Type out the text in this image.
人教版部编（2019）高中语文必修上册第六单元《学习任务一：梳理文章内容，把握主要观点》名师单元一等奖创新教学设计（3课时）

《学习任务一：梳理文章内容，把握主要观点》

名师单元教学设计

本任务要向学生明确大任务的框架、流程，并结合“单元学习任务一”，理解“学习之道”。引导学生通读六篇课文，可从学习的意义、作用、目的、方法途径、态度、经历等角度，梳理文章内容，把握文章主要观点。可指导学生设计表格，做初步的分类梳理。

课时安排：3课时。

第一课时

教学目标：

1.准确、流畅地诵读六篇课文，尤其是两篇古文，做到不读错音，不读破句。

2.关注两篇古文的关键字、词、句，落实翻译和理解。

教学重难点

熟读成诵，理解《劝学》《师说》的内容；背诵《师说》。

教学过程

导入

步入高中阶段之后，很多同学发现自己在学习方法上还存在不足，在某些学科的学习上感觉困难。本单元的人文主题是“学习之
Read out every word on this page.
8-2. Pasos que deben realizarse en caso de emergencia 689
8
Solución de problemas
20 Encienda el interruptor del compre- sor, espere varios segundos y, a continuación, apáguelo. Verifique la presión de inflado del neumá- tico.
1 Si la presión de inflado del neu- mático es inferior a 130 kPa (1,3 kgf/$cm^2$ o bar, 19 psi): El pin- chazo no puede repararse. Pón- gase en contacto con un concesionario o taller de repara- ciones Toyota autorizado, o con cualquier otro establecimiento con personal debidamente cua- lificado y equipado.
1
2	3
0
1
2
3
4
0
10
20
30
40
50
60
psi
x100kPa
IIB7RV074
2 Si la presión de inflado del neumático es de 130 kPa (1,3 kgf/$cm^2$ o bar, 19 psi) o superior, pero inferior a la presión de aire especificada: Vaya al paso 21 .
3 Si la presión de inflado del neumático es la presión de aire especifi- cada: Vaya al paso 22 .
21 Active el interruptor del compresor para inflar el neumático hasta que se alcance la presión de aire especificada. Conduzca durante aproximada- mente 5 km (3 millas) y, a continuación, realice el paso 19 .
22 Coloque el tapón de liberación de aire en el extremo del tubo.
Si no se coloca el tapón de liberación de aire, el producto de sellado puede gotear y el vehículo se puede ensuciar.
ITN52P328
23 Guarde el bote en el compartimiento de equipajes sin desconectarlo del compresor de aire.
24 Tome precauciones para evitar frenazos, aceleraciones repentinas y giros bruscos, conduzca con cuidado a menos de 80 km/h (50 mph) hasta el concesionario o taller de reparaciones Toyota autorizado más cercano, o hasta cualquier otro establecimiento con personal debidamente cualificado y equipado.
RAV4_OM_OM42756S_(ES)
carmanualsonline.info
■ ■ ■ ■ ■ ■ ■
### Stated goal
Take the material above and return all of it exactly.

### Output for this task
Type out the text in this image.
人教版部编（2019）高中语文必修上册第六单元《学习任务一：梳理文章内容，把握主要观点》名师单元一等奖创新教学设计（3课时）

《学习任务一：梳理文章内容，把握主要观点》

名师单元教学设计

本任务要向学生明确大任务的框架、流程，并结合“单元学习任务一”，理解“学习之道”。引导学生通读六篇课文，可从学习的意义、作用、目的、方法途径、态度、经历等角度，梳理文章内容，把握文章主要观点。可指导学生设计表格，做初步的分类梳理。

课时安排：3课时。

第一课时

教学目标：

1.准确、流畅地诵读六篇课文，尤其是两篇古文，做到不读错音，不读破句。

2.关注两篇古文的关键字、词、句，落实翻译和理解。

教学重难点

熟读成诵，理解《劝学》《师说》的内容；背诵《师说》。

教学过程

导入

步入高中阶段之后，很多同学发现自己在学习方法上还存在不足，在某些学科的学习上感觉困难。本单元的人文主题是“学习之
Read out every word on this page.
8-2. Pasos que deben realizarse en caso de emergencia 689
8
Solución de problemas
20 Encienda el interruptor del compre- sor, espere varios segundos y, a continuación, apáguelo. Verifique la presión de inflado del neumá- tico.
1 Si la presión de inflado del neu- mático es inferior a 130 kPa (1,3 kgf/$cm^2$ o bar, 19 psi): El pin- chazo no puede repararse. Pón- gase en contacto con un concesionario o taller de repara- ciones Toyota autorizado, o con cualquier otro establecimiento con personal debidamente cua- lificado y equipado.
1
2	3
0
1
2
3
4
0
10
20
30
40
50
60
psi
x100kPa
IIB7RV074
2 Si la presión de inflado del neumático es de 130 kPa (1,3 kgf/$cm^2$ o bar, 19 psi) o superior, pero inferior a la presión de aire especificada: Vaya al paso 21 .
3 Si la presión de inflado del neumático es la presión de aire especifi- cada: Vaya al paso 22 .
21 Active el interruptor del compresor para inflar el neumático hasta que se alcance la presión de aire especificada. Conduzca durante aproximada- mente 5 km (3 millas) y, a continuación, realice el paso 19 .
22 Coloque el tapón de liberación de aire en el extremo del tubo.
Si no se coloca el tapón de liberación de aire, el producto de sellado puede gotear y el vehículo se puede ensuciar.
ITN52P328
23 Guarde el bote en el compartimiento de equipajes sin desconectarlo del compresor de aire.
24 Tome precauciones para evitar frenazos, aceleraciones repentinas y giros bruscos, conduzca con cuidado a menos de 80 km/h (50 mph) hasta el concesionario o taller de reparaciones Toyota autorizado más cercano, o hasta cualquier otro establecimiento con personal debidamente cualificado y equipado.
RAV4_OM_OM42756S_(ES)
carmanualsonline.info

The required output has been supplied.